____ DATA LISTING
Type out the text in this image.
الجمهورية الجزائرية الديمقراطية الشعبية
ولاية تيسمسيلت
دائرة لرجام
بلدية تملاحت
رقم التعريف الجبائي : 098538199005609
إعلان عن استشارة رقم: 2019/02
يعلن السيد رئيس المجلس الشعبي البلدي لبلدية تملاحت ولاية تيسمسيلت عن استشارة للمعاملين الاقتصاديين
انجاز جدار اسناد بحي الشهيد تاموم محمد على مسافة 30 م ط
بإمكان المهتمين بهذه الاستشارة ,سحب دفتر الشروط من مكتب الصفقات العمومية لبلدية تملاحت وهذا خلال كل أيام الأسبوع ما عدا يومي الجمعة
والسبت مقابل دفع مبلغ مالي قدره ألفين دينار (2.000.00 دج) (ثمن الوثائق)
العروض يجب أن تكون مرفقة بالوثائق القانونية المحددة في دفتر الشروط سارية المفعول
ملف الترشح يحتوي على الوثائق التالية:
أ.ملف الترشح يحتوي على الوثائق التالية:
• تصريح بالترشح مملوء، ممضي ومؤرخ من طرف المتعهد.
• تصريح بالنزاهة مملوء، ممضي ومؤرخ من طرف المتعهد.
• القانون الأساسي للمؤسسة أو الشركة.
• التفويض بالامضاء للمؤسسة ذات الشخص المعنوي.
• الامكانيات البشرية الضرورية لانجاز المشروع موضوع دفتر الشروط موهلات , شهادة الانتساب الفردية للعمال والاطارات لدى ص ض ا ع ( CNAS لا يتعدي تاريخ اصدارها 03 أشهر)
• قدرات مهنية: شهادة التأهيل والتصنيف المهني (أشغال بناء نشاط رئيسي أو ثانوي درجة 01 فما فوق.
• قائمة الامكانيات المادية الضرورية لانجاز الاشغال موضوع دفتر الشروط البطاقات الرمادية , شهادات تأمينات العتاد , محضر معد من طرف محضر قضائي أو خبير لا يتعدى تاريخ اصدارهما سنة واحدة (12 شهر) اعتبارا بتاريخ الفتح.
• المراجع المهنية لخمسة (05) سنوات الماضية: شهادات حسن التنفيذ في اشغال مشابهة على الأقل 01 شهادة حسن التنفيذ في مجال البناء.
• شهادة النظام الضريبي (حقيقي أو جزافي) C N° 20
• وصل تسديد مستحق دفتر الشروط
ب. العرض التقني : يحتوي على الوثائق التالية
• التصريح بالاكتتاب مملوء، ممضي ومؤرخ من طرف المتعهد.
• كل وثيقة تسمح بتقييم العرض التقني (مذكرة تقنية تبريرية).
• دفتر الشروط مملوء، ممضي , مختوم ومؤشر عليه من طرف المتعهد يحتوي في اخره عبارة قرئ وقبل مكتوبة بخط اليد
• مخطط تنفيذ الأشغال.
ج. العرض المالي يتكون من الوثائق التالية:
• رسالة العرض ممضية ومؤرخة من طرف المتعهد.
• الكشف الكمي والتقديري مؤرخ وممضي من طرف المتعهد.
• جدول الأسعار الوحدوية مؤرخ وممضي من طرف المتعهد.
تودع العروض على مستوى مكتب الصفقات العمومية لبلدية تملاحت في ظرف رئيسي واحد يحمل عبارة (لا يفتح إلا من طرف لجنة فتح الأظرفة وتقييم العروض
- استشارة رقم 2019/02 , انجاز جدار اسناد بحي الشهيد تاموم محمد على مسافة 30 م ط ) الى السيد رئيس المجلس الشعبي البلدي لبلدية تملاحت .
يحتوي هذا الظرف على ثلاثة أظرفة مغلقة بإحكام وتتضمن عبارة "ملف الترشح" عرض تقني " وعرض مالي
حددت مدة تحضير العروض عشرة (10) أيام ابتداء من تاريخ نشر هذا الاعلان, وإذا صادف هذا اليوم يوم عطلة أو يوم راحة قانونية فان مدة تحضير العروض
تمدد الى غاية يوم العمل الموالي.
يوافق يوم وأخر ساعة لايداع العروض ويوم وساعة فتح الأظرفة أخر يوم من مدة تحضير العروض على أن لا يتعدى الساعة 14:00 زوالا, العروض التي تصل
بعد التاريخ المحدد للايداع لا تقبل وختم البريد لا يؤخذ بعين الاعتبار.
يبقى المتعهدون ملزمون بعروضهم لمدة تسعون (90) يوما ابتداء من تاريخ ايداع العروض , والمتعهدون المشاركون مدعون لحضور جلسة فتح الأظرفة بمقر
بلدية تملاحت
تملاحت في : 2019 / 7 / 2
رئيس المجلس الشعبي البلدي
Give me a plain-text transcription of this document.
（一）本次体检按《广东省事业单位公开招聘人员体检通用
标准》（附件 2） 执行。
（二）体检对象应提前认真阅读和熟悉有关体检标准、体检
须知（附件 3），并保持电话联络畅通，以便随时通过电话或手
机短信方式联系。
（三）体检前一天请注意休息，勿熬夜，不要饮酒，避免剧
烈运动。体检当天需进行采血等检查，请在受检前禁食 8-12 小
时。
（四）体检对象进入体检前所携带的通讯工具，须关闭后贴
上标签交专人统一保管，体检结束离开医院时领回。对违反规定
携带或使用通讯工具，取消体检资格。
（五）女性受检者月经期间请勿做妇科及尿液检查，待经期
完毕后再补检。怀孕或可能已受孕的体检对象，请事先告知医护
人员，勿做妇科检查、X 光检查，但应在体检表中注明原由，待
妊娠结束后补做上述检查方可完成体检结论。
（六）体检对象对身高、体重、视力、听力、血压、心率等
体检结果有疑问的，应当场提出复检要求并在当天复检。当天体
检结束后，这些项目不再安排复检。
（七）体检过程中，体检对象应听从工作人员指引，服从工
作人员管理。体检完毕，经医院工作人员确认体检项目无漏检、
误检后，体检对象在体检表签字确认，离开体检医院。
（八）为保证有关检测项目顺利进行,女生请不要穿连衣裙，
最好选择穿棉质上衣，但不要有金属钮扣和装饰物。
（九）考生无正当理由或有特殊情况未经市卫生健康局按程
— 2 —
________
SHORT EXERCISE: The full set of records should be duplicated exactly.

THE RESPONSE:
Type out the text in this image.
الجمهورية الجزائرية الديمقراطية الشعبية
ولاية تيسمسيلت
دائرة لرجام
بلدية تملاحت
رقم التعريف الجبائي : 098538199005609
إعلان عن استشارة رقم: 2019/02
يعلن السيد رئيس المجلس الشعبي البلدي لبلدية تملاحت ولاية تيسمسيلت عن استشارة للمعاملين الاقتصاديين
انجاز جدار اسناد بحي الشهيد تاموم محمد على مسافة 30 م ط
بإمكان المهتمين بهذه الاستشارة ,سحب دفتر الشروط من مكتب الصفقات العمومية لبلدية تملاحت وهذا خلال كل أيام الأسبوع ما عدا يومي الجمعة
والسبت مقابل دفع مبلغ مالي قدره ألفين دينار (2.000.00 دج) (ثمن الوثائق)
العروض يجب أن تكون مرفقة بالوثائق القانونية المحددة في دفتر الشروط سارية المفعول
ملف الترشح يحتوي على الوثائق التالية:
أ.ملف الترشح يحتوي على الوثائق التالية:
• تصريح بالترشح مملوء، ممضي ومؤرخ من طرف المتعهد.
• تصريح بالنزاهة مملوء، ممضي ومؤرخ من طرف المتعهد.
• القانون الأساسي للمؤسسة أو الشركة.
• التفويض بالامضاء للمؤسسة ذات الشخص المعنوي.
• الامكانيات البشرية الضرورية لانجاز المشروع موضوع دفتر الشروط موهلات , شهادة الانتساب الفردية للعمال والاطارات لدى ص ض ا ع ( CNAS لا يتعدي تاريخ اصدارها 03 أشهر)
• قدرات مهنية: شهادة التأهيل والتصنيف المهني (أشغال بناء نشاط رئيسي أو ثانوي درجة 01 فما فوق.
• قائمة الامكانيات المادية الضرورية لانجاز الاشغال موضوع دفتر الشروط البطاقات الرمادية , شهادات تأمينات العتاد , محضر معد من طرف محضر قضائي أو خبير لا يتعدى تاريخ اصدارهما سنة واحدة (12 شهر) اعتبارا بتاريخ الفتح.
• المراجع المهنية لخمسة (05) سنوات الماضية: شهادات حسن التنفيذ في اشغال مشابهة على الأقل 01 شهادة حسن التنفيذ في مجال البناء.
• شهادة النظام الضريبي (حقيقي أو جزافي) C N° 20
• وصل تسديد مستحق دفتر الشروط
ب. العرض التقني : يحتوي على الوثائق التالية
• التصريح بالاكتتاب مملوء، ممضي ومؤرخ من طرف المتعهد.
• كل وثيقة تسمح بتقييم العرض التقني (مذكرة تقنية تبريرية).
• دفتر الشروط مملوء، ممضي , مختوم ومؤشر عليه من طرف المتعهد يحتوي في اخره عبارة قرئ وقبل مكتوبة بخط اليد
• مخطط تنفيذ الأشغال.
ج. العرض المالي يتكون من الوثائق التالية:
• رسالة العرض ممضية ومؤرخة من طرف المتعهد.
• الكشف الكمي والتقديري مؤرخ وممضي من طرف المتعهد.
• جدول الأسعار الوحدوية مؤرخ وممضي من طرف المتعهد.
تودع العروض على مستوى مكتب الصفقات العمومية لبلدية تملاحت في ظرف رئيسي واحد يحمل عبارة (لا يفتح إلا من طرف لجنة فتح الأظرفة وتقييم العروض
- استشارة رقم 2019/02 , انجاز جدار اسناد بحي الشهيد تاموم محمد على مسافة 30 م ط ) الى السيد رئيس المجلس الشعبي البلدي لبلدية تملاحت .
يحتوي هذا الظرف على ثلاثة أظرفة مغلقة بإحكام وتتضمن عبارة "ملف الترشح" عرض تقني " وعرض مالي
حددت مدة تحضير العروض عشرة (10) أيام ابتداء من تاريخ نشر هذا الاعلان, وإذا صادف هذا اليوم يوم عطلة أو يوم راحة قانونية فان مدة تحضير العروض
تمدد الى غاية يوم العمل الموالي.
يوافق يوم وأخر ساعة لايداع العروض ويوم وساعة فتح الأظرفة أخر يوم من مدة تحضير العروض على أن لا يتعدى الساعة 14:00 زوالا, العروض التي تصل
بعد التاريخ المحدد للايداع لا تقبل وختم البريد لا يؤخذ بعين الاعتبار.
يبقى المتعهدون ملزمون بعروضهم لمدة تسعون (90) يوما ابتداء من تاريخ ايداع العروض , والمتعهدون المشاركون مدعون لحضور جلسة فتح الأظرفة بمقر
بلدية تملاحت
تملاحت في : 2019 / 7 / 2
رئيس المجلس الشعبي البلدي
Give me a plain-text transcription of this document.
（一）本次体检按《广东省事业单位公开招聘人员体检通用
标准》（附件 2） 执行。
（二）体检对象应提前认真阅读和熟悉有关体检标准、体检
须知（附件 3），并保持电话联络畅通，以便随时通过电话或手
机短信方式联系。
（三）体检前一天请注意休息，勿熬夜，不要饮酒，避免剧
烈运动。体检当天需进行采血等检查，请在受检前禁食 8-12 小
时。
（四）体检对象进入体检前所携带的通讯工具，须关闭后贴
上标签交专人统一保管，体检结束离开医院时领回。对违反规定
携带或使用通讯工具，取消体检资格。
（五）女性受检者月经期间请勿做妇科及尿液检查，待经期
完毕后再补检。怀孕或可能已受孕的体检对象，请事先告知医护
人员，勿做妇科检查、X 光检查，但应在体检表中注明原由，待
妊娠结束后补做上述检查方可完成体检结论。
（六）体检对象对身高、体重、视力、听力、血压、心率等
体检结果有疑问的，应当场提出复检要求并在当天复检。当天体
检结束后，这些项目不再安排复检。
（七）体检过程中，体检对象应听从工作人员指引，服从工
作人员管理。体检完毕，经医院工作人员确认体检项目无漏检、
误检后，体检对象在体检表签字确认，离开体检医院。
（八）为保证有关检测项目顺利进行,女生请不要穿连衣裙，
最好选择穿棉质上衣，但不要有金属钮扣和装饰物。
（九）考生无正当理由或有特殊情况未经市卫生健康局按程
— 2 —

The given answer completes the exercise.